Stored dataset items:

•••

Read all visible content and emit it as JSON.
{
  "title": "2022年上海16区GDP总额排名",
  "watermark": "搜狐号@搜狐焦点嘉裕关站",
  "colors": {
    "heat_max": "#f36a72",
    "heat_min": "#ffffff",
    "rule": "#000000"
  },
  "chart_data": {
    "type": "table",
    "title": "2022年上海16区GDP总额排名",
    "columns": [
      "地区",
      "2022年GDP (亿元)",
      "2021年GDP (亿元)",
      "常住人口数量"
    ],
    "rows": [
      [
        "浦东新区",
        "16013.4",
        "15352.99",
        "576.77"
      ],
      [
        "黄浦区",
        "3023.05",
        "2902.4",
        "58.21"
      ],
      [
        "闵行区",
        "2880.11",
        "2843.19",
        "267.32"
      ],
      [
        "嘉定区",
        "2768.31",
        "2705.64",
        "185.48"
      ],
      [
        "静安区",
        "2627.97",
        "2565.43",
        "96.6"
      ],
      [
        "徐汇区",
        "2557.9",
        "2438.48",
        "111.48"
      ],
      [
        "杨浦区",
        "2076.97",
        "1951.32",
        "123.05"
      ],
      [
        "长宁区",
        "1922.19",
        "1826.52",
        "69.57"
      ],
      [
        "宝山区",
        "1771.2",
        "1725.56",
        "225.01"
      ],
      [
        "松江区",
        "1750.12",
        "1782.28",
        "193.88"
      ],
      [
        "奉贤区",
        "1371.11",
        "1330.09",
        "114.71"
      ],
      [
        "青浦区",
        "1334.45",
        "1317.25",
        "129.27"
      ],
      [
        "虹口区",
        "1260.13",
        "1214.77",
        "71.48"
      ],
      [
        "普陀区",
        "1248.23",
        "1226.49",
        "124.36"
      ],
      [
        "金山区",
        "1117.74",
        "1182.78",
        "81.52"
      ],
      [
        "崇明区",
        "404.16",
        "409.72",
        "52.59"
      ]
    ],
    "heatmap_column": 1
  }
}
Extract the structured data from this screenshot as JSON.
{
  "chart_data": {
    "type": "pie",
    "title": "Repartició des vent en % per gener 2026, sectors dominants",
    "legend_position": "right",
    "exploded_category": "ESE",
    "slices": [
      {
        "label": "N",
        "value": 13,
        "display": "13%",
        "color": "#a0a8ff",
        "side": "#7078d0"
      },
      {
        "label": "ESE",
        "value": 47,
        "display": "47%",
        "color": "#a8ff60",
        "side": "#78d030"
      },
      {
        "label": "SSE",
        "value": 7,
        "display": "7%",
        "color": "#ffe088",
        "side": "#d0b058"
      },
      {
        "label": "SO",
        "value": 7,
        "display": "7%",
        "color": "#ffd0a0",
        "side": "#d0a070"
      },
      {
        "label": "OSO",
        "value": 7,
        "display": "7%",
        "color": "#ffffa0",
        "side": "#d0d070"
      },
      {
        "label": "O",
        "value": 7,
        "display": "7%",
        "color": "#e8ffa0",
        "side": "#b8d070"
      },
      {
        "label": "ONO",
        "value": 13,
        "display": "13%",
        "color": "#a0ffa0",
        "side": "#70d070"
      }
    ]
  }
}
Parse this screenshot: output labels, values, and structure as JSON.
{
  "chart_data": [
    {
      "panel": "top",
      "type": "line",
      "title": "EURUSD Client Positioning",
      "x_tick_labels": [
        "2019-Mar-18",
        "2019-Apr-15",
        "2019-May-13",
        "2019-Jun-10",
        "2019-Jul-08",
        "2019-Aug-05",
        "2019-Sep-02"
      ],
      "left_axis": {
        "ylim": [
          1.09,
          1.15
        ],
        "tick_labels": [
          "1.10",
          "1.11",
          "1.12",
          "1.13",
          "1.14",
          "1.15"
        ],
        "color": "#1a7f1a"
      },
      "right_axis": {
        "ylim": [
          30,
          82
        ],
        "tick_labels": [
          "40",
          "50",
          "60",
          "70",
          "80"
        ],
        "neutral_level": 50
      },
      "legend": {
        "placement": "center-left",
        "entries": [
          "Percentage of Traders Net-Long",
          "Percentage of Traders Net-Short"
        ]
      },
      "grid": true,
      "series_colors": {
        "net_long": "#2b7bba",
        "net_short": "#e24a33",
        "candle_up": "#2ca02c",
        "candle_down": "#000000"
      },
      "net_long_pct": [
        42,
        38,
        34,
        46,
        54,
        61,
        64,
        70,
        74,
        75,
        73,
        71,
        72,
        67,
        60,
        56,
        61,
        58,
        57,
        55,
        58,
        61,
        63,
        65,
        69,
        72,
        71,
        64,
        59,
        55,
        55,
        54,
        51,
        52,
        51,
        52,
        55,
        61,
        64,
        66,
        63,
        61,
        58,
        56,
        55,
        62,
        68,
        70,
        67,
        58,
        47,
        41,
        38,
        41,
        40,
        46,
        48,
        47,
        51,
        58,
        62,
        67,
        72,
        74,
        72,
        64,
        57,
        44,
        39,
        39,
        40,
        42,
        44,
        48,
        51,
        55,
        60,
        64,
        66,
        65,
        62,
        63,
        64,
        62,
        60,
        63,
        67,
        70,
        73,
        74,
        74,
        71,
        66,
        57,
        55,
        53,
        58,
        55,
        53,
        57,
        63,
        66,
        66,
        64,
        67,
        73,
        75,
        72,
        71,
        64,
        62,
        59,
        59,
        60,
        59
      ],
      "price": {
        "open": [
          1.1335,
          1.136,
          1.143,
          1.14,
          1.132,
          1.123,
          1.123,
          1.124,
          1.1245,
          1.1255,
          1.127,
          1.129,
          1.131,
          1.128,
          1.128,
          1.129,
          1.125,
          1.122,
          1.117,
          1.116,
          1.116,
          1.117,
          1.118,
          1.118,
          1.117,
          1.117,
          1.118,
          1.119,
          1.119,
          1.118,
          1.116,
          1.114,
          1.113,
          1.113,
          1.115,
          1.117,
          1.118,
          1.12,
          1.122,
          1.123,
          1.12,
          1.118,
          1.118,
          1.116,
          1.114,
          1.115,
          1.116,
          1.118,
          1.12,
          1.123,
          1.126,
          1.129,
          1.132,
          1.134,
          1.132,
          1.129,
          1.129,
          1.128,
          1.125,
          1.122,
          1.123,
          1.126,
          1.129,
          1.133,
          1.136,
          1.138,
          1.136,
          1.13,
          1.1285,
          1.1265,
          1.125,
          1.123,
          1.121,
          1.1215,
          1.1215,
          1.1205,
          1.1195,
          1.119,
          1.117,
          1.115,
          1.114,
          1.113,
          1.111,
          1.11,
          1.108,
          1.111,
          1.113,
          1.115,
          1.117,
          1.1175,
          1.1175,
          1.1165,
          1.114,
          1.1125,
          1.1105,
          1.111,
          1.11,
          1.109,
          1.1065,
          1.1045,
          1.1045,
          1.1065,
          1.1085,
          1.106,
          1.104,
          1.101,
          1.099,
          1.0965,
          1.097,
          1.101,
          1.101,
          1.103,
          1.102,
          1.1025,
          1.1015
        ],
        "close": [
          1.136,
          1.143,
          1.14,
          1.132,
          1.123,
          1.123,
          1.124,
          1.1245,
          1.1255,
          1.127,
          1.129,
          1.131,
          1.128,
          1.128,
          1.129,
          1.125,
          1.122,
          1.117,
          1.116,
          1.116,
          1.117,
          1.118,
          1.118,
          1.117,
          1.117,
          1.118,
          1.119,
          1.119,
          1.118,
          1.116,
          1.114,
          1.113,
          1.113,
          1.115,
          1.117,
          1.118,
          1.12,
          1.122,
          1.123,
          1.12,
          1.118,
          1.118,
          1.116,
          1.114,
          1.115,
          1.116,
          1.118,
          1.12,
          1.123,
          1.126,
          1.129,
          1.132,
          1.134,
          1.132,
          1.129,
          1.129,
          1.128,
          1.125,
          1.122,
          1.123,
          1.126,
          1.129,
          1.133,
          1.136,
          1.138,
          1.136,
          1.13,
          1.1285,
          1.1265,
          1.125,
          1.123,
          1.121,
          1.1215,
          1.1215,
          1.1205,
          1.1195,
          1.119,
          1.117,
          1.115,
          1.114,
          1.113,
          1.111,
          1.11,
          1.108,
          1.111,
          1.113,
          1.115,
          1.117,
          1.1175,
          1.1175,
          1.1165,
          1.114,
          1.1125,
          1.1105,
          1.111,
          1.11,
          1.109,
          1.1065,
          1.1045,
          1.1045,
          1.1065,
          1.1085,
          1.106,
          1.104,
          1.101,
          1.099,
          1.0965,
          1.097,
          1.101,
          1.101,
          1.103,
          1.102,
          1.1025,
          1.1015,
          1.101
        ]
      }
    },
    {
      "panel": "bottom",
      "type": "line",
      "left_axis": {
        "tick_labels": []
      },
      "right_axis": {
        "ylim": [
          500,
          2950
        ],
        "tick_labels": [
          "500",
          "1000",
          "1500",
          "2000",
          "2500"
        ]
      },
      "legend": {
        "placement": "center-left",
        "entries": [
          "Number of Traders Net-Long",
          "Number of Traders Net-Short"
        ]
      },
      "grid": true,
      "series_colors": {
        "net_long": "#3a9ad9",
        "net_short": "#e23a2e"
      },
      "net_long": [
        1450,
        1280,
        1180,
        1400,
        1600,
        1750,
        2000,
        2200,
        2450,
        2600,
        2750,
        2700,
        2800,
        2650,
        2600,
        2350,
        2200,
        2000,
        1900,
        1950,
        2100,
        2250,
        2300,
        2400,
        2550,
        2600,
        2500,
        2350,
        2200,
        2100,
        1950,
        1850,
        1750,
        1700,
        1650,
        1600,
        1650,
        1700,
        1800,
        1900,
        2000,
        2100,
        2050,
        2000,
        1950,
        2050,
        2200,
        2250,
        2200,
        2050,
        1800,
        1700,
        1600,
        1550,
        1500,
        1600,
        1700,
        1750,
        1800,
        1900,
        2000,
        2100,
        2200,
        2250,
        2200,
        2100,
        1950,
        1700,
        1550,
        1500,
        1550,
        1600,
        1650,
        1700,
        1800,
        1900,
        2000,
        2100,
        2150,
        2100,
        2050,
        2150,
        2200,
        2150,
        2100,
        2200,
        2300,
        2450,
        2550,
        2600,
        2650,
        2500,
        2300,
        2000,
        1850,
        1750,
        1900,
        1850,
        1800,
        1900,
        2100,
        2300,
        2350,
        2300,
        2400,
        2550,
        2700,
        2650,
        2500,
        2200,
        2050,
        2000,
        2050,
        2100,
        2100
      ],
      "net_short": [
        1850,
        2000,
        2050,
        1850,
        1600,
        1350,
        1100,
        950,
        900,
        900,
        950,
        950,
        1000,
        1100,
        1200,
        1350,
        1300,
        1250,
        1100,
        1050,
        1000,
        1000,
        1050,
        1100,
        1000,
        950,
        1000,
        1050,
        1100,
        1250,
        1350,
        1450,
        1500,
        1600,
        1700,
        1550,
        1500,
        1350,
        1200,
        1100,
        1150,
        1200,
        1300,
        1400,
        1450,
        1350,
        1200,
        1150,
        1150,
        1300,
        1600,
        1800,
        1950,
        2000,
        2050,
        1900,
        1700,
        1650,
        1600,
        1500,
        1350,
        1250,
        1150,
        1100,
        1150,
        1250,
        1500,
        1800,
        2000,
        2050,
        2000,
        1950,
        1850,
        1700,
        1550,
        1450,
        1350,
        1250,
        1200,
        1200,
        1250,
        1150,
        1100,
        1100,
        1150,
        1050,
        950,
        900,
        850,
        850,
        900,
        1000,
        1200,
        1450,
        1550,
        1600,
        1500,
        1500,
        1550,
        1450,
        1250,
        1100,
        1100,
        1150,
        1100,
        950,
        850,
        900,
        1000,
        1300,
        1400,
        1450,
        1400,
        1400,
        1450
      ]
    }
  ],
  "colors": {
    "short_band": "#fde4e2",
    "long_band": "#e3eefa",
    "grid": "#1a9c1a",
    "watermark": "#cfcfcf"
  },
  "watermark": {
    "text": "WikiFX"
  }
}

•••

_TO DO_: Find the word "screenshot" and list each line it appears in.

_WRITTEN RESPONSE_:
Extract the structured data from this screenshot as JSON.
Parse this screenshot: output labels, values, and structure as JSON.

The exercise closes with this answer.